▸ **What the exercise asks**
Where a line of the listing below includes the word "text", reproduce that line.

=== Task input ===

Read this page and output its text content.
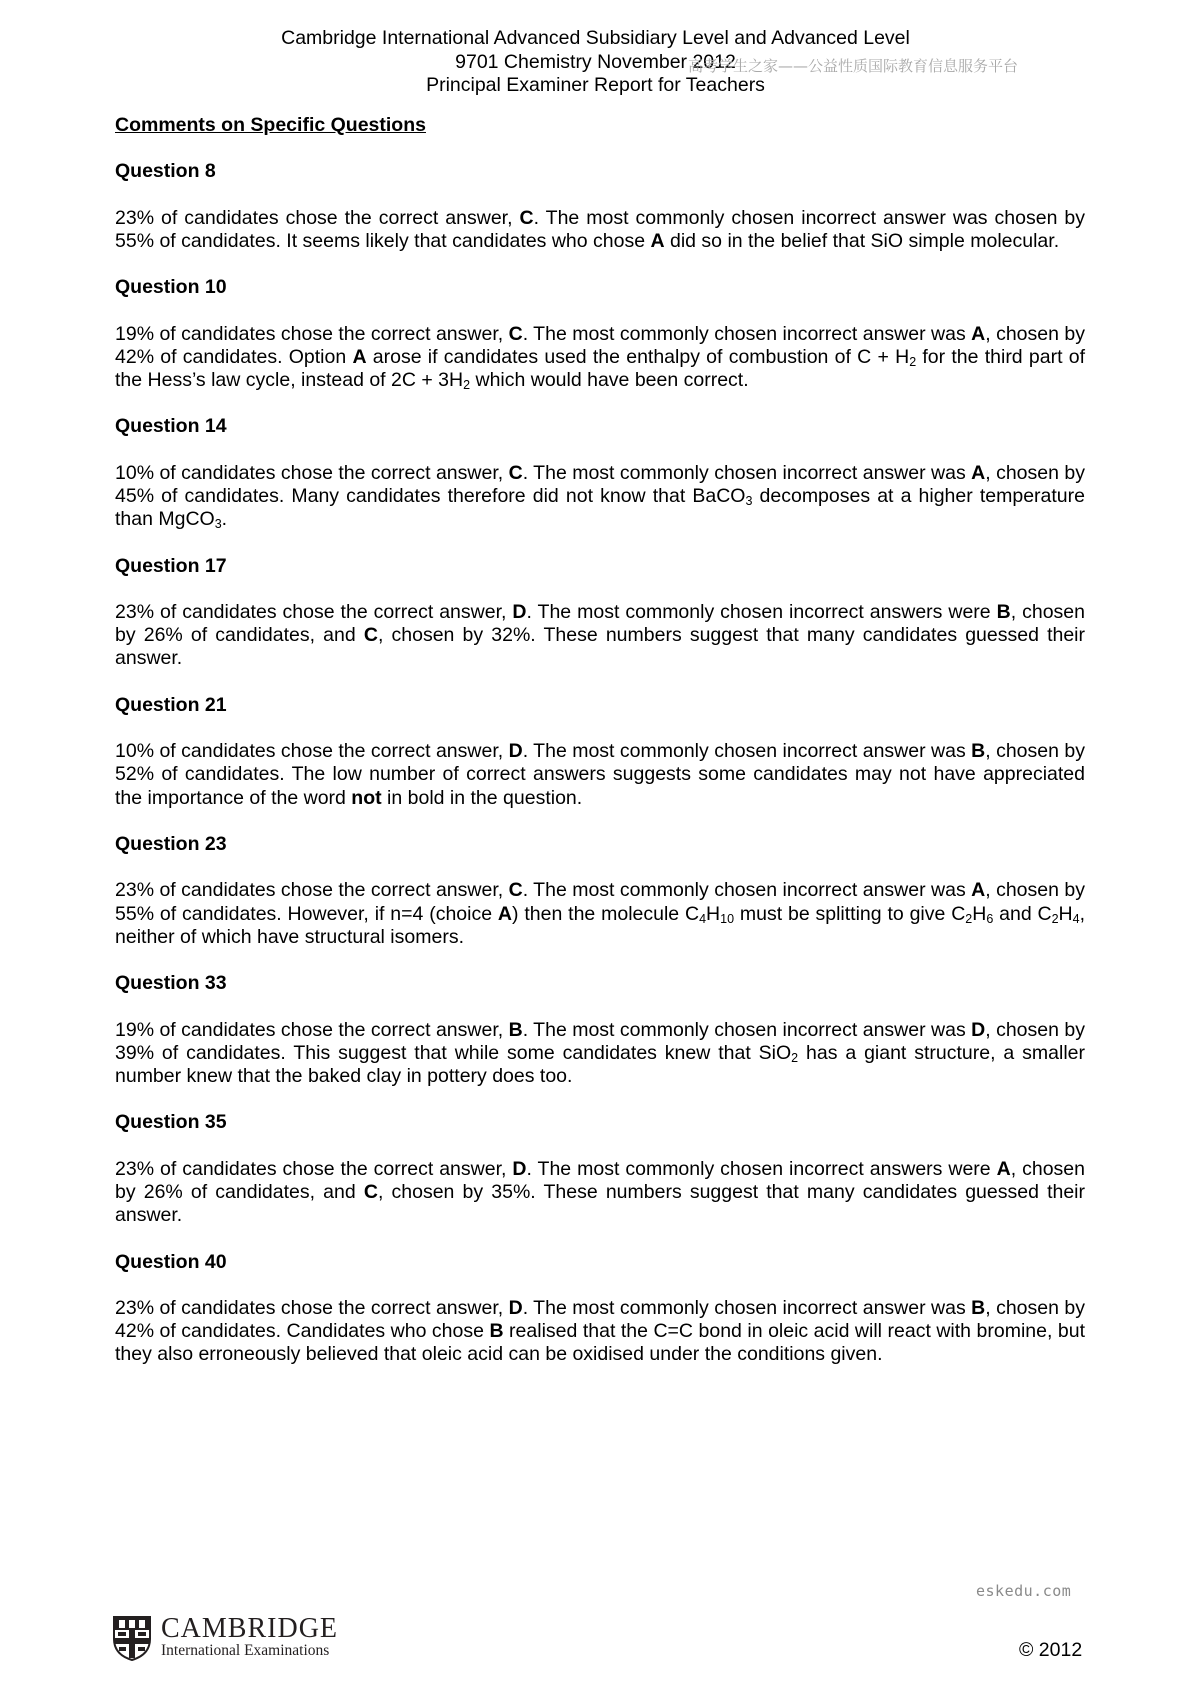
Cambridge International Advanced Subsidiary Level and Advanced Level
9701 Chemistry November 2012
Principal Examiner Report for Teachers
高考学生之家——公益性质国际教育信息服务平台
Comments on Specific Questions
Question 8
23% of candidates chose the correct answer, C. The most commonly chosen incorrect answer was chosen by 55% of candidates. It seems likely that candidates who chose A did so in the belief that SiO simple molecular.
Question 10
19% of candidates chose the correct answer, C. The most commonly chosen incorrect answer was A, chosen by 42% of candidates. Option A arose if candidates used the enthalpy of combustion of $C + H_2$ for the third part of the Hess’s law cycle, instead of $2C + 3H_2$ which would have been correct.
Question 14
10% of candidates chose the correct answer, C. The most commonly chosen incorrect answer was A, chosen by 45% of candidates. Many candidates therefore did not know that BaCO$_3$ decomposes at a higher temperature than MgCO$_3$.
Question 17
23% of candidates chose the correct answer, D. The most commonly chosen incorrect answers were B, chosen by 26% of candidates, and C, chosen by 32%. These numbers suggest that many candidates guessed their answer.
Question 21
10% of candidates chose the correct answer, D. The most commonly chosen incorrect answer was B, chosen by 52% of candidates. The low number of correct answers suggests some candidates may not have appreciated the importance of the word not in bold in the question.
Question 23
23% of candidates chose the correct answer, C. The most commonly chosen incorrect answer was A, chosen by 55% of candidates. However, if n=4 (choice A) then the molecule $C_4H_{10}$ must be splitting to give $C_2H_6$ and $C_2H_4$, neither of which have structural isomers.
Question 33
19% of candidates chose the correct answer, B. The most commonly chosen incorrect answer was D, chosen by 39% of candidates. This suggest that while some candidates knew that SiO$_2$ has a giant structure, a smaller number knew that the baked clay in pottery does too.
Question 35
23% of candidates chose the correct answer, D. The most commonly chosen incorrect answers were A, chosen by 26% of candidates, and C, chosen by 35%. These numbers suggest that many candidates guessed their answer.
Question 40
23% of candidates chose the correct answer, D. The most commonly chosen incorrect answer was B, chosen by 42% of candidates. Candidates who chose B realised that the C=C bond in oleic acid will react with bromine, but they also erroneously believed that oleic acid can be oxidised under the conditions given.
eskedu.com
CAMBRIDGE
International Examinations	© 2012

===
=== Task input ===

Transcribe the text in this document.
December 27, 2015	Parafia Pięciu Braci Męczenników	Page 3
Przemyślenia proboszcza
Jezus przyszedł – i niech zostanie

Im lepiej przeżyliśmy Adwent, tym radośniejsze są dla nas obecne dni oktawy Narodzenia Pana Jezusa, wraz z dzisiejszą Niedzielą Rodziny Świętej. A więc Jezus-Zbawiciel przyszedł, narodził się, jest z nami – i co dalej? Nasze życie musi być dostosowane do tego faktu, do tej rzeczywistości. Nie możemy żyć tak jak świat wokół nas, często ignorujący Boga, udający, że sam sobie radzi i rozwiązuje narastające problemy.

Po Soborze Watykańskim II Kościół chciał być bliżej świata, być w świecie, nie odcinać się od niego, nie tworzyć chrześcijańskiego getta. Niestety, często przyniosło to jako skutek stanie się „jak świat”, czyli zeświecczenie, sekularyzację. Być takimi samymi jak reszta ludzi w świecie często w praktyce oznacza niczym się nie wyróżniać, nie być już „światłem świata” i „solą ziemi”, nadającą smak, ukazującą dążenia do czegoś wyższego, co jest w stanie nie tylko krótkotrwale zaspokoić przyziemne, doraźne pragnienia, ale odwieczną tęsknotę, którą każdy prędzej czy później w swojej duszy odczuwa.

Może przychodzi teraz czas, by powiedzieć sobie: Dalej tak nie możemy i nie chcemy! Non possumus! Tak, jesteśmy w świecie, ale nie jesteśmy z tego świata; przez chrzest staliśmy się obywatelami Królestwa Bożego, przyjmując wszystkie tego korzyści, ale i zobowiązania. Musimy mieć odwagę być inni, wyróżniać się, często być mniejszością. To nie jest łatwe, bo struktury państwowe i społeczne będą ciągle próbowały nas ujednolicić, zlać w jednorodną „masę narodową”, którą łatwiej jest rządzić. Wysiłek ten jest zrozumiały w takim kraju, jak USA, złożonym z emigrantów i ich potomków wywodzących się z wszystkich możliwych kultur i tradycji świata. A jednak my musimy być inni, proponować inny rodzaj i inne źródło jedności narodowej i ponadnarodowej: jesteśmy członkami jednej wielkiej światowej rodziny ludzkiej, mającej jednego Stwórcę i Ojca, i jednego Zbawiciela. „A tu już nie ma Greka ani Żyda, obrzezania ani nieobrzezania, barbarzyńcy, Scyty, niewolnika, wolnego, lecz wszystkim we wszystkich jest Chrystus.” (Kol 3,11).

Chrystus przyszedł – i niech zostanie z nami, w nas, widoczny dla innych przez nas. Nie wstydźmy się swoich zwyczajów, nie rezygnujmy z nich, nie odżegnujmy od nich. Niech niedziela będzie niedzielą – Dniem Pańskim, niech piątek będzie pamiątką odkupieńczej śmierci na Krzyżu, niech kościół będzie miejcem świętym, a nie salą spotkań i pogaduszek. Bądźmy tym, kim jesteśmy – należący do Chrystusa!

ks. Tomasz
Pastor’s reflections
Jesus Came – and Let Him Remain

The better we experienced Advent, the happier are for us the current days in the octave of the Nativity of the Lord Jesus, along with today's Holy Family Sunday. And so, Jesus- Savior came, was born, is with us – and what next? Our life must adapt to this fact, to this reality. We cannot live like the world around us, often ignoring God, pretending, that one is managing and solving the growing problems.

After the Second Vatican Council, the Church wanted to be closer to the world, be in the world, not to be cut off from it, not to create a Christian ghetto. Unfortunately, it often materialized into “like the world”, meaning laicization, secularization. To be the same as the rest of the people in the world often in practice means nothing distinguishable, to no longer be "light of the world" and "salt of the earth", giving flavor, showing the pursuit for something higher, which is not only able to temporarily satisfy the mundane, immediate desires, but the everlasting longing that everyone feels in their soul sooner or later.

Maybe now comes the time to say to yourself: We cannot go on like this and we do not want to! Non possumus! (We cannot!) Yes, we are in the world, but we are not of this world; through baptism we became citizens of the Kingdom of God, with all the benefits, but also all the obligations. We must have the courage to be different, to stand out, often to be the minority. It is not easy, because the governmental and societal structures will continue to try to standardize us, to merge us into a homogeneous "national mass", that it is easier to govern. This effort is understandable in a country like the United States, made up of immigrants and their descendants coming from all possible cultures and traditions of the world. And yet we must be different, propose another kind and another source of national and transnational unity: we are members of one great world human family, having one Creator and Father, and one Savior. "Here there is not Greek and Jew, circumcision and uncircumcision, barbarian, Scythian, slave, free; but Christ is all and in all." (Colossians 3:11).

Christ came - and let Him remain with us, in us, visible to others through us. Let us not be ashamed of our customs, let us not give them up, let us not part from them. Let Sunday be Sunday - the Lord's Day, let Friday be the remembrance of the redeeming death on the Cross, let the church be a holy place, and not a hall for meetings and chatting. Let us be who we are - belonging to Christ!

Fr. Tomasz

===
=== Task input ===

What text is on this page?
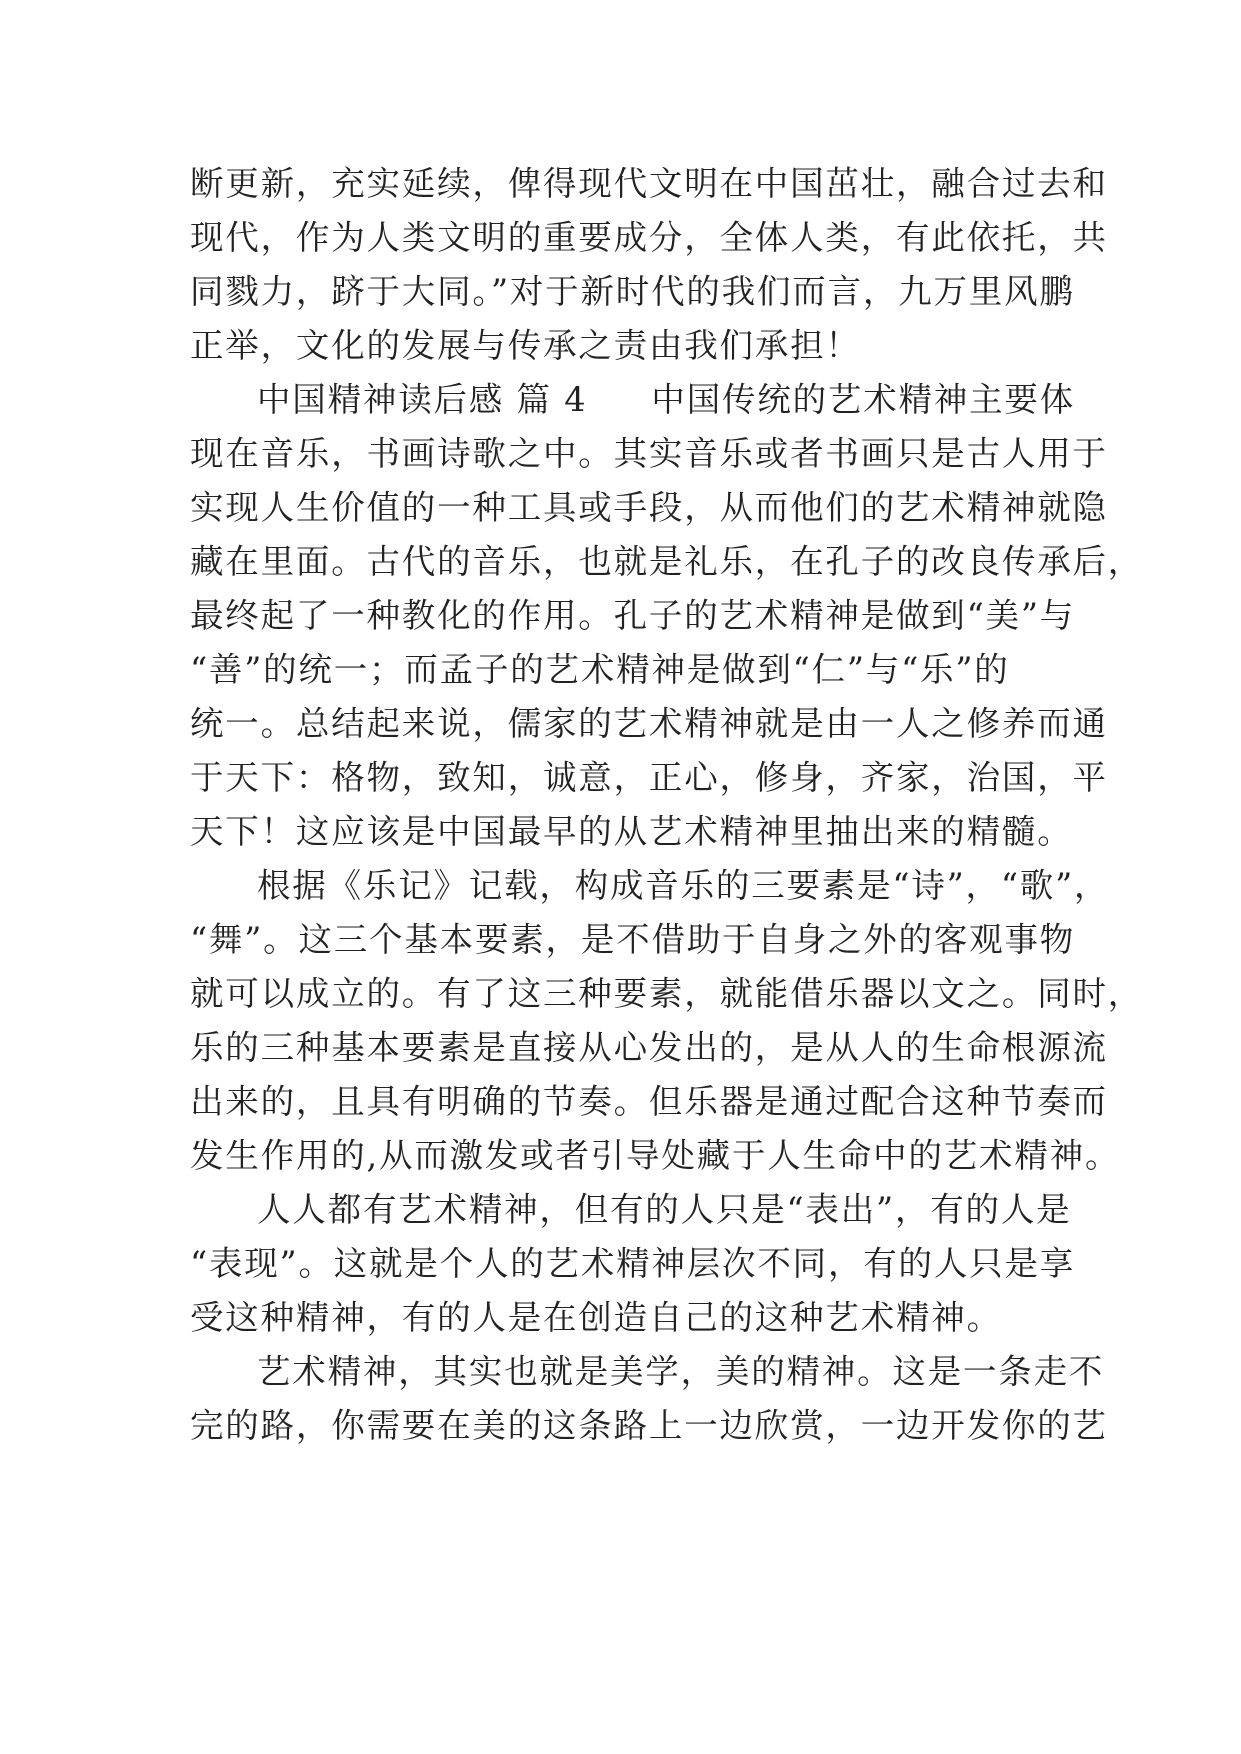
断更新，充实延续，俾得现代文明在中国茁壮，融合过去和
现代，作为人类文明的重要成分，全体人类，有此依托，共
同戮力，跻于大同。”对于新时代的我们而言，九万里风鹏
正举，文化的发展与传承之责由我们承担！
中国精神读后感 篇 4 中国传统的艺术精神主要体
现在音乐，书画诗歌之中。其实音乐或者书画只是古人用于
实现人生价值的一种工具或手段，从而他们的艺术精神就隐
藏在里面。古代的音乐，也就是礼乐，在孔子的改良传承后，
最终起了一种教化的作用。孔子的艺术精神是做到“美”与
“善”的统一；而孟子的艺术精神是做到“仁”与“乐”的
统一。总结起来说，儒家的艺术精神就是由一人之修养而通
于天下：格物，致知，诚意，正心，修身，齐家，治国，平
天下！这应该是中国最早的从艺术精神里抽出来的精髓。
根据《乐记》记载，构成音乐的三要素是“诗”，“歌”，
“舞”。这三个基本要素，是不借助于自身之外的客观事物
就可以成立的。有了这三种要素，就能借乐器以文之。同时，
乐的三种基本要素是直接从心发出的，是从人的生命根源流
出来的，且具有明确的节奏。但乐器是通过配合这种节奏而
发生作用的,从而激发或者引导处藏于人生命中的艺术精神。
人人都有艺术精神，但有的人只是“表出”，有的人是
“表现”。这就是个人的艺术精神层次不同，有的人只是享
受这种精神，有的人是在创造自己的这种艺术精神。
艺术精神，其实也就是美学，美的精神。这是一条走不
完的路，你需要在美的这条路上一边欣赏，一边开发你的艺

===

▸ **Result for this task**
Read this page and output its text content.
Transcribe the text in this document.
What text is on this page?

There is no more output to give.